**PARTS OF THE EXERCISE**
1 - In the MPLS Differentiated Services text, why does MPLS use the Traffic Class (TC) field? Answer in one to three sentences.
2 - Print the stretch of the MPLS Differentiated Services text from "MPLS uses the" through "mapped into TC.".

2.1.2.  MPLS Differentiated Services

   [RFC2474] deprecates the IP Type of Service (TOS) and IP Precedence
   (Prec) fields and replaces them with the Differentiated Services
   Field more commonly known as the Differentiated Services Code Point
   (DSCP) field.  [RFC2475] defines the Differentiated Services
   architecture, which in other forums, is often called a Quality of
   Service (QoS) architecture.

   MPLS uses the Traffic Class (TC) field to support Differentiated
   Services [RFC5462].  There are two primary documents describing how
   DSCP is mapped into TC.

   1.  [RFC3270] defines E-LSP and L-LSP.  E-LSP uses a static mapping
       of DSCP into TC.  L-LSP uses a per-LSP mapping of DSCP into TC,
       with one PHB Scheduling Class (PSC) per L-LSP.  Each PSC can use
       multiple Per-Hop Behavior (PHB) values.  For example, the Assured
       Forwarding service defines three PSCs, each with three PHB
       [RFC2597].

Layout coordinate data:
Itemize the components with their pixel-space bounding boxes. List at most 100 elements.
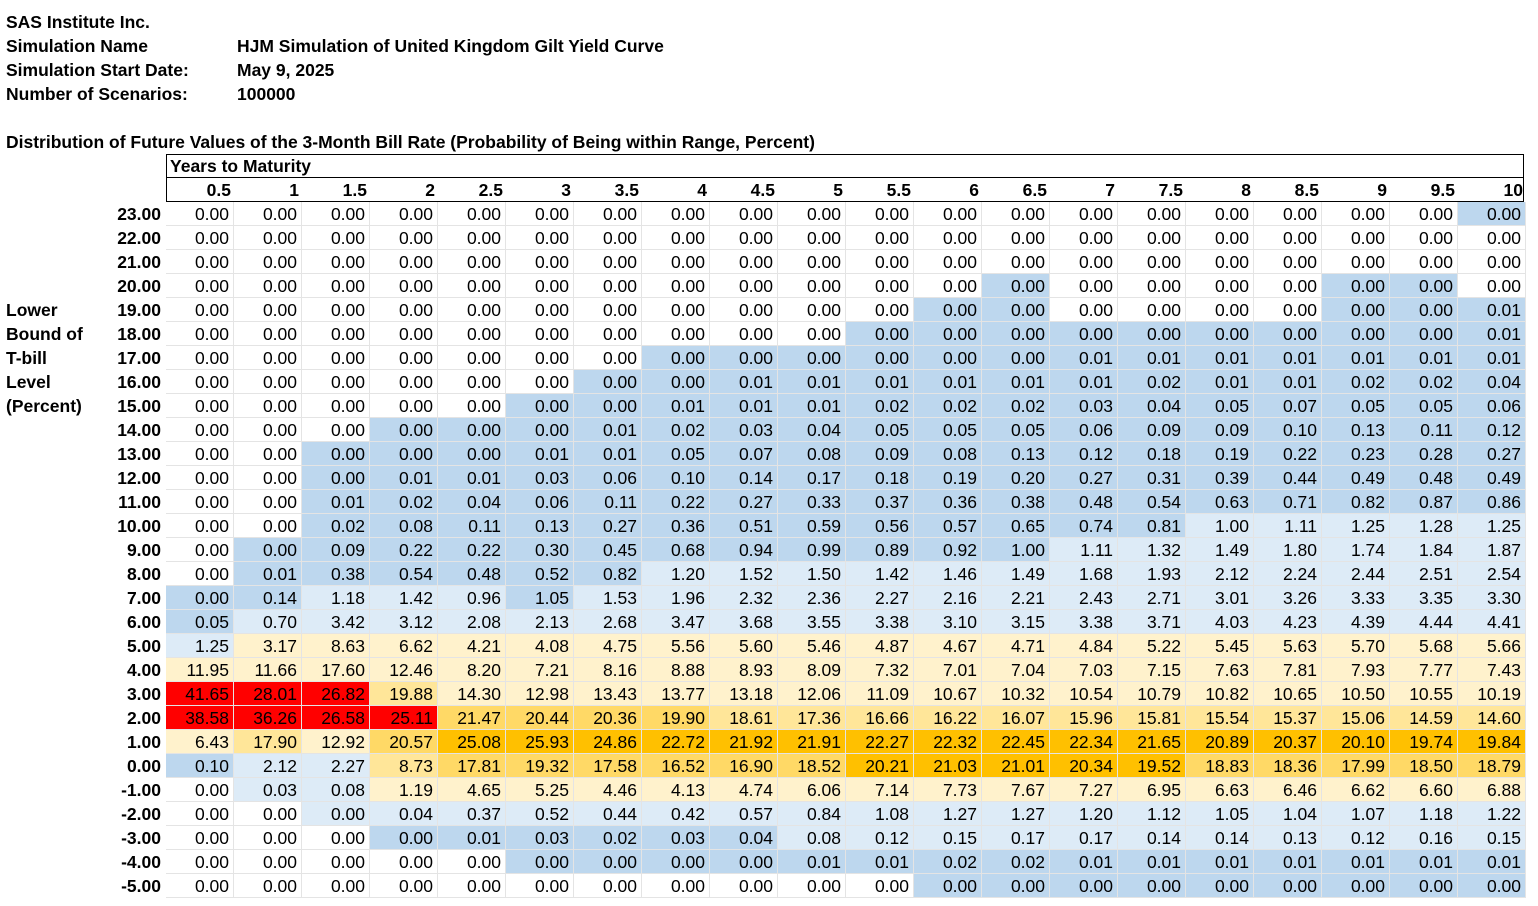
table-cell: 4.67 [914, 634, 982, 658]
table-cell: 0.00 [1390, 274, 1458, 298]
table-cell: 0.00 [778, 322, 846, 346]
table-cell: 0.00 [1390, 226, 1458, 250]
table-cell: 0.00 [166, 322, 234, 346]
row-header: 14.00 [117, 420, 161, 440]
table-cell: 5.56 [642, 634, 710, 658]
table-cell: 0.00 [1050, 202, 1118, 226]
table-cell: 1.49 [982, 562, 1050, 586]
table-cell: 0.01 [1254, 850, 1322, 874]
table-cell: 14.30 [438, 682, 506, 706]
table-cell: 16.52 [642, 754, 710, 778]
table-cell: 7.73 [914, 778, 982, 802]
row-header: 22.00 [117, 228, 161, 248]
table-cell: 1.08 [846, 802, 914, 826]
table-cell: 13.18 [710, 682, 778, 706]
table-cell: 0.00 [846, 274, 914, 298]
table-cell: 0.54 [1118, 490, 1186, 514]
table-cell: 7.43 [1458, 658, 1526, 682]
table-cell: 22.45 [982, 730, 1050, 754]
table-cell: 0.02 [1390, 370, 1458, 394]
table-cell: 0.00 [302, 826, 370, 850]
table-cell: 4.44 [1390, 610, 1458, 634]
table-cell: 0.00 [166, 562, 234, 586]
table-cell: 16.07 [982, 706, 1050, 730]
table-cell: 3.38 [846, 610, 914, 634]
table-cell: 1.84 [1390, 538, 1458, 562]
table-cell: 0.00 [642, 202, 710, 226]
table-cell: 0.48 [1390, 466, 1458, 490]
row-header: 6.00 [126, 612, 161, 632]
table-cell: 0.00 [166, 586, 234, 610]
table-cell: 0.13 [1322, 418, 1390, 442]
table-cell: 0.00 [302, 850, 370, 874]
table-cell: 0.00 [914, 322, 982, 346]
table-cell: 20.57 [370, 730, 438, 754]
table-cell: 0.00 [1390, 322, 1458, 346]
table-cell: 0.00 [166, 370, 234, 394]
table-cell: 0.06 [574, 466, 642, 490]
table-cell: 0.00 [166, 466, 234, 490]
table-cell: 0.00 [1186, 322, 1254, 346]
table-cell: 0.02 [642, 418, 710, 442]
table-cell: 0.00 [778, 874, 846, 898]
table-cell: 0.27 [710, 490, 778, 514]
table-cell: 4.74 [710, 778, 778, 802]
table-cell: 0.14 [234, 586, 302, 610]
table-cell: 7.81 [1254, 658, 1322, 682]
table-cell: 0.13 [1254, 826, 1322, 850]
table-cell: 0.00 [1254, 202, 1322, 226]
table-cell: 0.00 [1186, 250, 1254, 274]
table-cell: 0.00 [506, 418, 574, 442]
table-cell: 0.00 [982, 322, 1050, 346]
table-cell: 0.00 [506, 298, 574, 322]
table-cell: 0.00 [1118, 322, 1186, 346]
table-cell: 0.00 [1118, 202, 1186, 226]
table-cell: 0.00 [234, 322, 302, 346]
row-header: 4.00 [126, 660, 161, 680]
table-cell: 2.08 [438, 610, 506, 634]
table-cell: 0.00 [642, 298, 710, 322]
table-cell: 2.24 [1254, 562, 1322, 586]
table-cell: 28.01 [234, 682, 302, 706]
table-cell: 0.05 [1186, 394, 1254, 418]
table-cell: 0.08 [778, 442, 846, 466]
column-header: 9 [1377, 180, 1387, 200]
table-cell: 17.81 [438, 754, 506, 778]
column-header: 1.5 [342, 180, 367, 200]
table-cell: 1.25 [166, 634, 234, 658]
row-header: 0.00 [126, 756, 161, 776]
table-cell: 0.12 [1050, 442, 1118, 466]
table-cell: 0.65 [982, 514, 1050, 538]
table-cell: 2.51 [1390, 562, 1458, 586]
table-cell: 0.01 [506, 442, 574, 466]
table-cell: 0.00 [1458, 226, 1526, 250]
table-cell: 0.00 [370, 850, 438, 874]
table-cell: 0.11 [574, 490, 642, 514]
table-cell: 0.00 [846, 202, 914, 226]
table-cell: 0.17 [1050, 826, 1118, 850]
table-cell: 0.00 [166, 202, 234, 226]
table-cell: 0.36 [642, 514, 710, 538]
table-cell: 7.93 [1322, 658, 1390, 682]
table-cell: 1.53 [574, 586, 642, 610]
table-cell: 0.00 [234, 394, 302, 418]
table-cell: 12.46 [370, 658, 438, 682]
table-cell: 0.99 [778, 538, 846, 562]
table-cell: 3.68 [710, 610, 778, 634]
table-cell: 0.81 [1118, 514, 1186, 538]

**FULL SOLUTIONS**
1 - MPLS uses the Traffic Class (TC) field to support Differentiated Services, as specified in RFC5462.

2 -
MPLS uses the Traffic Class (TC) field to support Differentiated
   Services [RFC5462].  There are two primary documents describing how
   DSCP is mapped into TC.